Repeat the material exactly, every line of it.

═══ Listed records

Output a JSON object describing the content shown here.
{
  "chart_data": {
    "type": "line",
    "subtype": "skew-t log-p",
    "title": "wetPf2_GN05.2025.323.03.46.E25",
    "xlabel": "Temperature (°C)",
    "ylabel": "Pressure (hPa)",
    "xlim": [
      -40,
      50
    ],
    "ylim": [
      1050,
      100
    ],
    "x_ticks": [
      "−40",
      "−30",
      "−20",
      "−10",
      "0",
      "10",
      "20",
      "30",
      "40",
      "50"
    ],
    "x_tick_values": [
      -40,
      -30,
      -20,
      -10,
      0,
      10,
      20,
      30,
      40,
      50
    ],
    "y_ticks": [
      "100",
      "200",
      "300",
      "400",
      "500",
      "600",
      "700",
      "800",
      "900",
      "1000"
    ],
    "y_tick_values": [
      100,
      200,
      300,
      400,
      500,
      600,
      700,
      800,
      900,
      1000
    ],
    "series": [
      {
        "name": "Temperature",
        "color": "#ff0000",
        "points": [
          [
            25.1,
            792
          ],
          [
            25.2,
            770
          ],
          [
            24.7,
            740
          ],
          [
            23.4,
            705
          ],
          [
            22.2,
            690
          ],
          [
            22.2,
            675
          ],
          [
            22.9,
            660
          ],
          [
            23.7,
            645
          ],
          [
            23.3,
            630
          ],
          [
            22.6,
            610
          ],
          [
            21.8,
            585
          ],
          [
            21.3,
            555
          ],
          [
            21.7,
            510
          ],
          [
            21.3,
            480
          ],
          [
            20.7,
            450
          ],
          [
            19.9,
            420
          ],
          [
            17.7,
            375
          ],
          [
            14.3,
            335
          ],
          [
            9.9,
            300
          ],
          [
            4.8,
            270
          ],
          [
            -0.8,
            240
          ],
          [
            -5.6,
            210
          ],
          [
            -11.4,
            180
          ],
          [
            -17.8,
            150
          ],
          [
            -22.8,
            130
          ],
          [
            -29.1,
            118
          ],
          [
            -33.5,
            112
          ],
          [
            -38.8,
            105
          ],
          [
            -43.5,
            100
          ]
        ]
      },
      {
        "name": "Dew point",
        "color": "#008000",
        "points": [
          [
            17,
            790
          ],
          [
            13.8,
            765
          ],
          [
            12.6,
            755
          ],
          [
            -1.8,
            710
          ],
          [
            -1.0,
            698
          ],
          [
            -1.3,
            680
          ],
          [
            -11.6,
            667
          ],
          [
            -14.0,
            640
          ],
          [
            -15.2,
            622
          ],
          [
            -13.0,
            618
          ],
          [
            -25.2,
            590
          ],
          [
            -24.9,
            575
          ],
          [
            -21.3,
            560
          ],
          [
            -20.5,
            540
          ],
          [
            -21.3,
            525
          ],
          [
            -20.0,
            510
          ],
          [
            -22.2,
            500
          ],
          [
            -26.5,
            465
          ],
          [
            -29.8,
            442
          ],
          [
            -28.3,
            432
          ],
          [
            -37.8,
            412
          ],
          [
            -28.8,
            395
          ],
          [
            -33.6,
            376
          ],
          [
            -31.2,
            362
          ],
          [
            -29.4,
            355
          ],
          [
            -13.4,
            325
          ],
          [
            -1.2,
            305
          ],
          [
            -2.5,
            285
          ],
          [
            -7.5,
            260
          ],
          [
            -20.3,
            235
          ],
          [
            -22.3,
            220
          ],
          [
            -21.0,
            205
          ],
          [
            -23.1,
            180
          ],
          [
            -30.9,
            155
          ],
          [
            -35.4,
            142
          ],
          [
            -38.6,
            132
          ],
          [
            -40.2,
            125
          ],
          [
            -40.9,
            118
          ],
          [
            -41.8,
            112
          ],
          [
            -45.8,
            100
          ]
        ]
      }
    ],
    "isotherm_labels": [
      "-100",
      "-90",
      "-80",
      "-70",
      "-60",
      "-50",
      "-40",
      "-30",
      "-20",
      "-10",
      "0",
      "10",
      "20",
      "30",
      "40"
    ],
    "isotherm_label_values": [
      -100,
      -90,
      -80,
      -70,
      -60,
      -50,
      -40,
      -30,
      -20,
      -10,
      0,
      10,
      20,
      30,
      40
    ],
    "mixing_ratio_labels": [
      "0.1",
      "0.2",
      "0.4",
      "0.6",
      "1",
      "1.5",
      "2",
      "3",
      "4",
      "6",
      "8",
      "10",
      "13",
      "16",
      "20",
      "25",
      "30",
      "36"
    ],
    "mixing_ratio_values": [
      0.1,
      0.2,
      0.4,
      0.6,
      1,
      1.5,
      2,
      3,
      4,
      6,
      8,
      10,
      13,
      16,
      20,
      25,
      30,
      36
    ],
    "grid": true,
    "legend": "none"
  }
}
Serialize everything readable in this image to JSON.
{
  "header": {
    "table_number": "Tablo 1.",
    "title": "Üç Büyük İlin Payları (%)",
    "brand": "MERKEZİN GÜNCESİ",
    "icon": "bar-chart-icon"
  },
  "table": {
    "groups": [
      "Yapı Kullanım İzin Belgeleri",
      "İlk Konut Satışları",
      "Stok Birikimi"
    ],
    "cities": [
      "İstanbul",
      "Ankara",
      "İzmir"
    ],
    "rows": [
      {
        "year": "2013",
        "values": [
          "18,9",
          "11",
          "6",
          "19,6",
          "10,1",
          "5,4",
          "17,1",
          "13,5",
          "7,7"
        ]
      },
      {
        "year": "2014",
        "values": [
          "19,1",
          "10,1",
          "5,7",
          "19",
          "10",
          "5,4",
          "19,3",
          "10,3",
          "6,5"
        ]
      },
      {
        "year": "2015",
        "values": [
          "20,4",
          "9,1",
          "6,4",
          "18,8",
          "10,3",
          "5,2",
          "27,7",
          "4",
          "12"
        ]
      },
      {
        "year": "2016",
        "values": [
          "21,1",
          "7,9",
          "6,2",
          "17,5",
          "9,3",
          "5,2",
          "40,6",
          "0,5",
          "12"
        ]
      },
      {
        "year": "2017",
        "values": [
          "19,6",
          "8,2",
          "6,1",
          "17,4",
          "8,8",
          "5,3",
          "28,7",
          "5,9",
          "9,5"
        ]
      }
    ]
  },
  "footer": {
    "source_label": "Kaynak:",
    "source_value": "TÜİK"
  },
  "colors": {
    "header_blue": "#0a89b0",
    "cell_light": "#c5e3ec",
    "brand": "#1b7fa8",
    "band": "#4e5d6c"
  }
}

══════

Exercise response:
Output a JSON object describing the content shown here.
{
  "chart_data": {
    "type": "line",
    "subtype": "skew-t log-p",
    "title": "wetPf2_GN05.2025.323.03.46.E25",
    "xlabel": "Temperature (°C)",
    "ylabel": "Pressure (hPa)",
    "xlim": [
      -40,
      50
    ],
    "ylim": [
      1050,
      100
    ],
    "x_ticks": [
      "−40",
      "−30",
      "−20",
      "−10",
      "0",
      "10",
      "20",
      "30",
      "40",
      "50"
    ],
    "x_tick_values": [
      -40,
      -30,
      -20,
      -10,
      0,
      10,
      20,
      30,
      40,
      50
    ],
    "y_ticks": [
      "100",
      "200",
      "300",
      "400",
      "500",
      "600",
      "700",
      "800",
      "900",
      "1000"
    ],
    "y_tick_values": [
      100,
      200,
      300,
      400,
      500,
      600,
      700,
      800,
      900,
      1000
    ],
    "series": [
      {
        "name": "Temperature",
        "color": "#ff0000",
        "points": [
          [
            25.1,
            792
          ],
          [
            25.2,
            770
          ],
          [
            24.7,
            740
          ],
          [
            23.4,
            705
          ],
          [
            22.2,
            690
          ],
          [
            22.2,
            675
          ],
          [
            22.9,
            660
          ],
          [
            23.7,
            645
          ],
          [
            23.3,
            630
          ],
          [
            22.6,
            610
          ],
          [
            21.8,
            585
          ],
          [
            21.3,
            555
          ],
          [
            21.7,
            510
          ],
          [
            21.3,
            480
          ],
          [
            20.7,
            450
          ],
          [
            19.9,
            420
          ],
          [
            17.7,
            375
          ],
          [
            14.3,
            335
          ],
          [
            9.9,
            300
          ],
          [
            4.8,
            270
          ],
          [
            -0.8,
            240
          ],
          [
            -5.6,
            210
          ],
          [
            -11.4,
            180
          ],
          [
            -17.8,
            150
          ],
          [
            -22.8,
            130
          ],
          [
            -29.1,
            118
          ],
          [
            -33.5,
            112
          ],
          [
            -38.8,
            105
          ],
          [
            -43.5,
            100
          ]
        ]
      },
      {
        "name": "Dew point",
        "color": "#008000",
        "points": [
          [
            17,
            790
          ],
          [
            13.8,
            765
          ],
          [
            12.6,
            755
          ],
          [
            -1.8,
            710
          ],
          [
            -1.0,
            698
          ],
          [
            -1.3,
            680
          ],
          [
            -11.6,
            667
          ],
          [
            -14.0,
            640
          ],
          [
            -15.2,
            622
          ],
          [
            -13.0,
            618
          ],
          [
            -25.2,
            590
          ],
          [
            -24.9,
            575
          ],
          [
            -21.3,
            560
          ],
          [
            -20.5,
            540
          ],
          [
            -21.3,
            525
          ],
          [
            -20.0,
            510
          ],
          [
            -22.2,
            500
          ],
          [
            -26.5,
            465
          ],
          [
            -29.8,
            442
          ],
          [
            -28.3,
            432
          ],
          [
            -37.8,
            412
          ],
          [
            -28.8,
            395
          ],
          [
            -33.6,
            376
          ],
          [
            -31.2,
            362
          ],
          [
            -29.4,
            355
          ],
          [
            -13.4,
            325
          ],
          [
            -1.2,
            305
          ],
          [
            -2.5,
            285
          ],
          [
            -7.5,
            260
          ],
          [
            -20.3,
            235
          ],
          [
            -22.3,
            220
          ],
          [
            -21.0,
            205
          ],
          [
            -23.1,
            180
          ],
          [
            -30.9,
            155
          ],
          [
            -35.4,
            142
          ],
          [
            -38.6,
            132
          ],
          [
            -40.2,
            125
          ],
          [
            -40.9,
            118
          ],
          [
            -41.8,
            112
          ],
          [
            -45.8,
            100
          ]
        ]
      }
    ],
    "isotherm_labels": [
      "-100",
      "-90",
      "-80",
      "-70",
      "-60",
      "-50",
      "-40",
      "-30",
      "-20",
      "-10",
      "0",
      "10",
      "20",
      "30",
      "40"
    ],
    "isotherm_label_values": [
      -100,
      -90,
      -80,
      -70,
      -60,
      -50,
      -40,
      -30,
      -20,
      -10,
      0,
      10,
      20,
      30,
      40
    ],
    "mixing_ratio_labels": [
      "0.1",
      "0.2",
      "0.4",
      "0.6",
      "1",
      "1.5",
      "2",
      "3",
      "4",
      "6",
      "8",
      "10",
      "13",
      "16",
      "20",
      "25",
      "30",
      "36"
    ],
    "mixing_ratio_values": [
      0.1,
      0.2,
      0.4,
      0.6,
      1,
      1.5,
      2,
      3,
      4,
      6,
      8,
      10,
      13,
      16,
      20,
      25,
      30,
      36
    ],
    "grid": true,
    "legend": "none"
  }
}
Serialize everything readable in this image to JSON.
{
  "header": {
    "table_number": "Tablo 1.",
    "title": "Üç Büyük İlin Payları (%)",
    "brand": "MERKEZİN GÜNCESİ",
    "icon": "bar-chart-icon"
  },
  "table": {
    "groups": [
      "Yapı Kullanım İzin Belgeleri",
      "İlk Konut Satışları",
      "Stok Birikimi"
    ],
    "cities": [
      "İstanbul",
      "Ankara",
      "İzmir"
    ],
    "rows": [
      {
        "year": "2013",
        "values": [
          "18,9",
          "11",
          "6",
          "19,6",
          "10,1",
          "5,4",
          "17,1",
          "13,5",
          "7,7"
        ]
      },
      {
        "year": "2014",
        "values": [
          "19,1",
          "10,1",
          "5,7",
          "19",
          "10",
          "5,4",
          "19,3",
          "10,3",
          "6,5"
        ]
      },
      {
        "year": "2015",
        "values": [
          "20,4",
          "9,1",
          "6,4",
          "18,8",
          "10,3",
          "5,2",
          "27,7",
          "4",
          "12"
        ]
      },
      {
        "year": "2016",
        "values": [
          "21,1",
          "7,9",
          "6,2",
          "17,5",
          "9,3",
          "5,2",
          "40,6",
          "0,5",
          "12"
        ]
      },
      {
        "year": "2017",
        "values": [
          "19,6",
          "8,2",
          "6,1",
          "17,4",
          "8,8",
          "5,3",
          "28,7",
          "5,9",
          "9,5"
        ]
      }
    ]
  },
  "footer": {
    "source_label": "Kaynak:",
    "source_value": "TÜİK"
  },
  "colors": {
    "header_blue": "#0a89b0",
    "cell_light": "#c5e3ec",
    "brand": "#1b7fa8",
    "band": "#4e5d6c"
  }
}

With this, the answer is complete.